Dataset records
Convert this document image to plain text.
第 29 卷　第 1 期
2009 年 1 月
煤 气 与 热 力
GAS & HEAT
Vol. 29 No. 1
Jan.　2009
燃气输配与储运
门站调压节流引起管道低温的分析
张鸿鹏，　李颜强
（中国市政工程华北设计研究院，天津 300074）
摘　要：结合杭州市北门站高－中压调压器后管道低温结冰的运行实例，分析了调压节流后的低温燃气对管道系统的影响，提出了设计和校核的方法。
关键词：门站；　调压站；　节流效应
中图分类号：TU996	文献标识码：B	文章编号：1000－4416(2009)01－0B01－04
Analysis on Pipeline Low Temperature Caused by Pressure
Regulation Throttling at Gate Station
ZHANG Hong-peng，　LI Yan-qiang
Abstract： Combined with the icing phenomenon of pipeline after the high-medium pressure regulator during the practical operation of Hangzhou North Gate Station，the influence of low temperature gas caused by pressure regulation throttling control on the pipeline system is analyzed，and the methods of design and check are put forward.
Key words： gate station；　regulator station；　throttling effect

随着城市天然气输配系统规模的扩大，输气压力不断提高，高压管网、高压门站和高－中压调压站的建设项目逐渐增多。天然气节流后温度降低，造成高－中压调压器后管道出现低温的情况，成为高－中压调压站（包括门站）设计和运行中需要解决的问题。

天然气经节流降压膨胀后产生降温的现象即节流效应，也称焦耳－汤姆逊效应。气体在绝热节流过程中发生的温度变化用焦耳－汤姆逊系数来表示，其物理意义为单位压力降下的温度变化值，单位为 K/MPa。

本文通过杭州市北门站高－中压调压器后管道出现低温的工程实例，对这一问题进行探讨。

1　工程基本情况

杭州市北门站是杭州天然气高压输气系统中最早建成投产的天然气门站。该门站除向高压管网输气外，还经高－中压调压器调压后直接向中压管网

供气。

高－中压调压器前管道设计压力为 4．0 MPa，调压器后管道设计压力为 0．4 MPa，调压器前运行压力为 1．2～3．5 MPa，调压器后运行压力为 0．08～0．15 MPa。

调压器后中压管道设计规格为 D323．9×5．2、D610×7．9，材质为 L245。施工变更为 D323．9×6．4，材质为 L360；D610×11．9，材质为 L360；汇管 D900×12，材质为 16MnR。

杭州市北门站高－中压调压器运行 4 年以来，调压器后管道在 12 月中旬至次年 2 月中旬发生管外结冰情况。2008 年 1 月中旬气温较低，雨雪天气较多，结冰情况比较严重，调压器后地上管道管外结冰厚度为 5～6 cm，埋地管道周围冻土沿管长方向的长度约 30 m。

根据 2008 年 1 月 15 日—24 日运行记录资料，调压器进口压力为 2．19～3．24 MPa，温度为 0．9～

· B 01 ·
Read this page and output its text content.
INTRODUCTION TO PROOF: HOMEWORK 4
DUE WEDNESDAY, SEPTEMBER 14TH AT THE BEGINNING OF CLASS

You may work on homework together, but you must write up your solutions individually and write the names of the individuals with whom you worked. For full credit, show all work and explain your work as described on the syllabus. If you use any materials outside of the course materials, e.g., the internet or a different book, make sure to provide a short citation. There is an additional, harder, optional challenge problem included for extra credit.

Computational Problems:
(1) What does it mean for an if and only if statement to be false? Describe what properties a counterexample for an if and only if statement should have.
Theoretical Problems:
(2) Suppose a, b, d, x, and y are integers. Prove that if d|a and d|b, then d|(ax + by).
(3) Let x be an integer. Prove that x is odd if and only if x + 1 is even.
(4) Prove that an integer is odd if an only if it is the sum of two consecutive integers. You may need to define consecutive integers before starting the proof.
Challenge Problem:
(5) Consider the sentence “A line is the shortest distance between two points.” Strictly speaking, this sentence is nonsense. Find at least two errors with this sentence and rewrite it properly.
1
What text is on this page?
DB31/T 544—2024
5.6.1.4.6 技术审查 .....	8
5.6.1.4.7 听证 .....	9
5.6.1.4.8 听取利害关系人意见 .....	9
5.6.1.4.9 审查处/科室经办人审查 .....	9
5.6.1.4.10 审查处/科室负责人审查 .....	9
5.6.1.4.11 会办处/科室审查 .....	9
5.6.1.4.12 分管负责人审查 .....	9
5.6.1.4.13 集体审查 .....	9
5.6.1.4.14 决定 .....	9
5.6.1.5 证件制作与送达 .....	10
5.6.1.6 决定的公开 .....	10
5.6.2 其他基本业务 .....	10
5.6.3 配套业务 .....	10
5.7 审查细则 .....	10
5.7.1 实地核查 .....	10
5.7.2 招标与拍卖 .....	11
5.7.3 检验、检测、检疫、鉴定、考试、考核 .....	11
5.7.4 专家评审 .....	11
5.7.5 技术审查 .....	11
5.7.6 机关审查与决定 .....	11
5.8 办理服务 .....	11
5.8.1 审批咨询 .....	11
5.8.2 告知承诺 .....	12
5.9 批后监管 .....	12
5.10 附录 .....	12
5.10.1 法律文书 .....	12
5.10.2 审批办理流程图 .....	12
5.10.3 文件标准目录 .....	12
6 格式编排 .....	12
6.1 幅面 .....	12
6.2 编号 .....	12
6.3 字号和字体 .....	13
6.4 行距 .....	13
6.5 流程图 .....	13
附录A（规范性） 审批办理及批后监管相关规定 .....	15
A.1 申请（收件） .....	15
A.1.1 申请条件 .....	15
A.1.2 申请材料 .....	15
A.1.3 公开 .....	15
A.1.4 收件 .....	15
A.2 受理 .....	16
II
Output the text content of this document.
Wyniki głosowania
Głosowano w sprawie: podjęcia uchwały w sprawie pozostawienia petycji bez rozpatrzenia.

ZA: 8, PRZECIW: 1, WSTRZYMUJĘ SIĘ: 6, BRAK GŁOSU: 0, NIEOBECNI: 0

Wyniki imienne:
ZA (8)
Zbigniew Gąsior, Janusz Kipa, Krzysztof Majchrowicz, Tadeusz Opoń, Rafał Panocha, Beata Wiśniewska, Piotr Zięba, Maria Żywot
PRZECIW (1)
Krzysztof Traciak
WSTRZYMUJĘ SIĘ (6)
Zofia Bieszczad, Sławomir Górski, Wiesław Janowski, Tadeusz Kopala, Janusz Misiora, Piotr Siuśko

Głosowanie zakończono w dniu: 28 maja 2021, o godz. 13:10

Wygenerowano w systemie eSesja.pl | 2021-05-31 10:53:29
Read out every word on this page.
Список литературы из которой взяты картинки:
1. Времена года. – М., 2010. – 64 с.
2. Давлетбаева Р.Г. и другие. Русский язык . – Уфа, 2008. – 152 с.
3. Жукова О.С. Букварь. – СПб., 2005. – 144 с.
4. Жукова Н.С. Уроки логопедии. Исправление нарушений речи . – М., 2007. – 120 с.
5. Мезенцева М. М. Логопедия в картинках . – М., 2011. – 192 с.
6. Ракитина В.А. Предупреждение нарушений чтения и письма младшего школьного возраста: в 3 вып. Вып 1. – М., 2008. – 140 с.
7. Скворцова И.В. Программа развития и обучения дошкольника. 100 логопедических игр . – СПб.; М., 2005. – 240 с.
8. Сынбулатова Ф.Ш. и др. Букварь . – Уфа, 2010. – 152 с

To be done: Above are the records; copy exactly the lines from the one with "Read out every word on this page." through the final line.

Exercise answer:
Read out every word on this page.
Список литературы из которой взяты картинки:
1. Времена года. – М., 2010. – 64 с.
2. Давлетбаева Р.Г. и другие. Русский язык . – Уфа, 2008. – 152 с.
3. Жукова О.С. Букварь. – СПб., 2005. – 144 с.
4. Жукова Н.С. Уроки логопедии. Исправление нарушений речи . – М., 2007. – 120 с.
5. Мезенцева М. М. Логопедия в картинках . – М., 2011. – 192 с.
6. Ракитина В.А. Предупреждение нарушений чтения и письма младшего школьного возраста: в 3 вып. Вып 1. – М., 2008. – 140 с.
7. Скворцова И.В. Программа развития и обучения дошкольника. 100 логопедических игр . – СПб.; М., 2005. – 240 с.
8. Сынбулатова Ф.Ш. и др. Букварь . – Уфа, 2010. – 152 с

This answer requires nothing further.